(Collected data)
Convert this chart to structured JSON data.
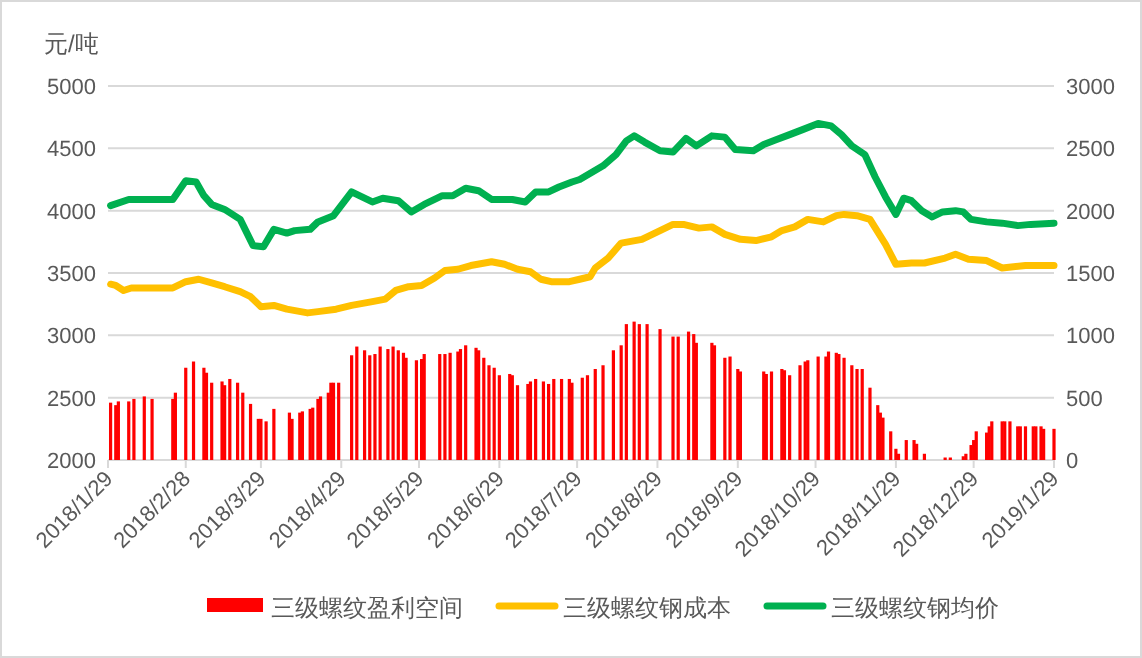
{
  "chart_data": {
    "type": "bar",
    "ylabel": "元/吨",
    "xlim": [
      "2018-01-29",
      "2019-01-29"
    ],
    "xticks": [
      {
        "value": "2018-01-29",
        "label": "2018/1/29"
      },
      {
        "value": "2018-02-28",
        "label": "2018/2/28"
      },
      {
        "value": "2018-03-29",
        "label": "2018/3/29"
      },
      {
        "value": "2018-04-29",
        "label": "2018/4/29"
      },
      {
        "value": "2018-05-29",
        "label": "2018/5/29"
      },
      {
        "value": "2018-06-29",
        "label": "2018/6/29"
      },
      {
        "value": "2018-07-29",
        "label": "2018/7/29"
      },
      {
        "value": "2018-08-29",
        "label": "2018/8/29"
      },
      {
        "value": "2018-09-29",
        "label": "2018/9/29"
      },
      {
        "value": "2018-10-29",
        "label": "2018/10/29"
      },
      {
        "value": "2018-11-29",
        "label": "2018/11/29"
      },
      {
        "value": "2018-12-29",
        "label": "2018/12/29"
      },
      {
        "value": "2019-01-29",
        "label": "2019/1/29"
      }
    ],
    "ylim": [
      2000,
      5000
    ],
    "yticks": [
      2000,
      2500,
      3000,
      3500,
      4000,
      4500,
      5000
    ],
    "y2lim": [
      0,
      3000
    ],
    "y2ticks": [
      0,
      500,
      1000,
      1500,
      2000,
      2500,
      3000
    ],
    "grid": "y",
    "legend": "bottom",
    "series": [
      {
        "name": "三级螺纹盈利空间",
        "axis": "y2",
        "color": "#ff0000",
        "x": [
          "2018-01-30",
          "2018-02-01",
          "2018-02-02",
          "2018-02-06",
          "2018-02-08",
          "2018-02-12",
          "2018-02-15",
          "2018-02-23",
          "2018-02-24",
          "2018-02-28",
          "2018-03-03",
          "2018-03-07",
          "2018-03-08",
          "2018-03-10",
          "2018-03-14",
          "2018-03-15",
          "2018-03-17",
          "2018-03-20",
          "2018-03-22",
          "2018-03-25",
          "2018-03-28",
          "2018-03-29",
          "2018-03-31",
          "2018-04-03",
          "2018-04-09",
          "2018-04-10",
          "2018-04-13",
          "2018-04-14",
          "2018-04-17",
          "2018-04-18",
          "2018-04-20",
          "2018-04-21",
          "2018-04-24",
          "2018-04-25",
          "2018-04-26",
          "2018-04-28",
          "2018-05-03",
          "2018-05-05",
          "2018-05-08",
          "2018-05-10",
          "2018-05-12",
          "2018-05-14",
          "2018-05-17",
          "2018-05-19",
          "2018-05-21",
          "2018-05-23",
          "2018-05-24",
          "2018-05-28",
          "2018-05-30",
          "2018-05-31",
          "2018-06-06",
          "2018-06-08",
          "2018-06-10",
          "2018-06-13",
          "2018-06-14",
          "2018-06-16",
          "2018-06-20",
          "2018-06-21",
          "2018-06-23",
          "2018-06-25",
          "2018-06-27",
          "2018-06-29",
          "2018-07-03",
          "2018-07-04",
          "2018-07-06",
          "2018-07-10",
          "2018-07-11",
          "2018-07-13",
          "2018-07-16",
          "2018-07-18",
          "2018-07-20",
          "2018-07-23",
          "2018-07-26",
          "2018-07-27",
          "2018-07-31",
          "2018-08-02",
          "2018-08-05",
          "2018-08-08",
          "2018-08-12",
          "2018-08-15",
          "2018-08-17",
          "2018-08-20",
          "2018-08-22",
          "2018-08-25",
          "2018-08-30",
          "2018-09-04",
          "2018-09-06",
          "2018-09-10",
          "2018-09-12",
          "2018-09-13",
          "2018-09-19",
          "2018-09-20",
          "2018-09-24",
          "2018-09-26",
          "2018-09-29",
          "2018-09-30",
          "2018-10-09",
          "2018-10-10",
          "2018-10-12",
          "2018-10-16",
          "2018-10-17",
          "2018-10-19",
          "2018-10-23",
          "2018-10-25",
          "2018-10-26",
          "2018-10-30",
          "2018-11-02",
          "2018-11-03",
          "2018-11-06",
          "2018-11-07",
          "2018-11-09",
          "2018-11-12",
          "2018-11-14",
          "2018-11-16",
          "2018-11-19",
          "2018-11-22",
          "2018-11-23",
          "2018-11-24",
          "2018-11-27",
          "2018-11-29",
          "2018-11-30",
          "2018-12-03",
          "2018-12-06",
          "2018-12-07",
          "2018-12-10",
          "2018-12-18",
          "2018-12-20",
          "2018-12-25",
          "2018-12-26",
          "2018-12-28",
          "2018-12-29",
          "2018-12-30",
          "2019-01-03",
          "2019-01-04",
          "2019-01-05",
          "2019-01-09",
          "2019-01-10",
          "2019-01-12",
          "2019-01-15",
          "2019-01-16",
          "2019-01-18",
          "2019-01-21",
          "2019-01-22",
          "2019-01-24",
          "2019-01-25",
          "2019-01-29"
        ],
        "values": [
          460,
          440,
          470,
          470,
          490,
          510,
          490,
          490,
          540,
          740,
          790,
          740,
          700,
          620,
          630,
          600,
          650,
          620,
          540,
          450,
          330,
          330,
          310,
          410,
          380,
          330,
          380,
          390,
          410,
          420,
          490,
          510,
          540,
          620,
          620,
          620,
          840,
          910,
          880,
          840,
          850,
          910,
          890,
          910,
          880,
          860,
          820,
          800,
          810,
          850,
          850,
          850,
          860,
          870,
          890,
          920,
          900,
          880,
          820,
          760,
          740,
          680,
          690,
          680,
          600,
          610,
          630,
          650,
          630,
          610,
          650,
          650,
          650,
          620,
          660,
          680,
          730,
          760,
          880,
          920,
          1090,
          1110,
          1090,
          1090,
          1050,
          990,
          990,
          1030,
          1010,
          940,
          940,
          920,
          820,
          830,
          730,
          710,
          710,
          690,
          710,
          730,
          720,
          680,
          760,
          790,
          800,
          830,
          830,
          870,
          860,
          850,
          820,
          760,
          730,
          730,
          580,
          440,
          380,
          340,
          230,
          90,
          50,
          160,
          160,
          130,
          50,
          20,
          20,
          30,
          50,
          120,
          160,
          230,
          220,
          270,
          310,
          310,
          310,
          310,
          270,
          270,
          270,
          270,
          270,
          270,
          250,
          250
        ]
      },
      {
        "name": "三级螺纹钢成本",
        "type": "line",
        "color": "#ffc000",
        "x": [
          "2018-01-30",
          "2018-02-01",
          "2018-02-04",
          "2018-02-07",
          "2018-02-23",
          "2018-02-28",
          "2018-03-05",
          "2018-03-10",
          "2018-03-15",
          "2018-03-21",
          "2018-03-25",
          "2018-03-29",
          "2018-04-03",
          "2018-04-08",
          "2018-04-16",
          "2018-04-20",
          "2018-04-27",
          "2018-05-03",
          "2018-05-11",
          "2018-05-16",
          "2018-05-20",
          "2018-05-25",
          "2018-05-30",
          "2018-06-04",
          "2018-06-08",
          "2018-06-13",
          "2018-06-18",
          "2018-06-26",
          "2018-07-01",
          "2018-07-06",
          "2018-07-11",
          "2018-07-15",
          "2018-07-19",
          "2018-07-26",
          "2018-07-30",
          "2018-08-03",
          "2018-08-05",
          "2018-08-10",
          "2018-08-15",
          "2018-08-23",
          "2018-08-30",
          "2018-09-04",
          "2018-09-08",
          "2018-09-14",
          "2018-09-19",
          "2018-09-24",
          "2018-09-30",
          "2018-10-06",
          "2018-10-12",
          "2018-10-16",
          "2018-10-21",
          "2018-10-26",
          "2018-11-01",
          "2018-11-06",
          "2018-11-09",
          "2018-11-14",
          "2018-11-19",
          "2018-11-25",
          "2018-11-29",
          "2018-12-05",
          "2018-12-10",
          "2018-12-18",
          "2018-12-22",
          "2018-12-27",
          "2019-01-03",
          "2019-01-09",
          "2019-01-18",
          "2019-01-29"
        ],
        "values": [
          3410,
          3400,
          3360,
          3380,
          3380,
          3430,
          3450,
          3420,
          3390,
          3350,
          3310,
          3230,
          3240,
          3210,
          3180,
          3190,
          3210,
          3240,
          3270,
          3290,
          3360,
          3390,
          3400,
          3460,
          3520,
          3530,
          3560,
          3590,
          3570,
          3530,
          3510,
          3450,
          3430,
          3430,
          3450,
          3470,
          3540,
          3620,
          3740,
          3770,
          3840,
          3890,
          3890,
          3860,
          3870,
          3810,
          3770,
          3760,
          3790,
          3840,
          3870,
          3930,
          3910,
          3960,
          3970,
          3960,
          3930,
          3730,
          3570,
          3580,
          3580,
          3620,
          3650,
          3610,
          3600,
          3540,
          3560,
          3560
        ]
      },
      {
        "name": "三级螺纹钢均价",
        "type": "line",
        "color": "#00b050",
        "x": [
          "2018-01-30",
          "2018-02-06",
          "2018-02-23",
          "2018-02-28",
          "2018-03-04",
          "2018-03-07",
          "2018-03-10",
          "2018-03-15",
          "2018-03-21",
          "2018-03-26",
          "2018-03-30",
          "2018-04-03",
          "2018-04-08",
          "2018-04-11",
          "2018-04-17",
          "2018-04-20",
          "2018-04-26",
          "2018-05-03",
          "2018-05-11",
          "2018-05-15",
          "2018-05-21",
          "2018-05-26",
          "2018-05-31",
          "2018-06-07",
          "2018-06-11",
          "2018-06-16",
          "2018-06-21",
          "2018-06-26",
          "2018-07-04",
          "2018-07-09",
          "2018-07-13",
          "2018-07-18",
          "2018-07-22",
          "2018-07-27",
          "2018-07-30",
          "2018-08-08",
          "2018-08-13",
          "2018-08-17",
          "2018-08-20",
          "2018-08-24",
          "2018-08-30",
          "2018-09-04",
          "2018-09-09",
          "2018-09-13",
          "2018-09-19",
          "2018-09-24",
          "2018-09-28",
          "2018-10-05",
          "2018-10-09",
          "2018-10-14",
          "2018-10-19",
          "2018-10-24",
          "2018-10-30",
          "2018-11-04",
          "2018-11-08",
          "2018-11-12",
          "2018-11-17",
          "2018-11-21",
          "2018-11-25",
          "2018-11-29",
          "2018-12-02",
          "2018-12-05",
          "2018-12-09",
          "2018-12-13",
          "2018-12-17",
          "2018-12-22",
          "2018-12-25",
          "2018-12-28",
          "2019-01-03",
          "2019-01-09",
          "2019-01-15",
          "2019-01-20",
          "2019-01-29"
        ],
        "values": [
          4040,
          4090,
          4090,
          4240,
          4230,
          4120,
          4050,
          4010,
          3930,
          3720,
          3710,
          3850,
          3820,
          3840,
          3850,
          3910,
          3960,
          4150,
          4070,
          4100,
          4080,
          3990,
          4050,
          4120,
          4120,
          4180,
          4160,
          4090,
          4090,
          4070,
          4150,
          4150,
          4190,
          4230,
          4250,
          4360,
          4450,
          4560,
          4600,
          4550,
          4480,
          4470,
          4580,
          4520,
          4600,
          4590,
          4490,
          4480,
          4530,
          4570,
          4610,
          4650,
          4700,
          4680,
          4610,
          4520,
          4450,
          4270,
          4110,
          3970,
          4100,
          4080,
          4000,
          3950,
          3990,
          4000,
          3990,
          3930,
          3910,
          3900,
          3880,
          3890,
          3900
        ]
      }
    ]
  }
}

Exercise task =>
Give only the number of lines that include the word "name".

Output =>
3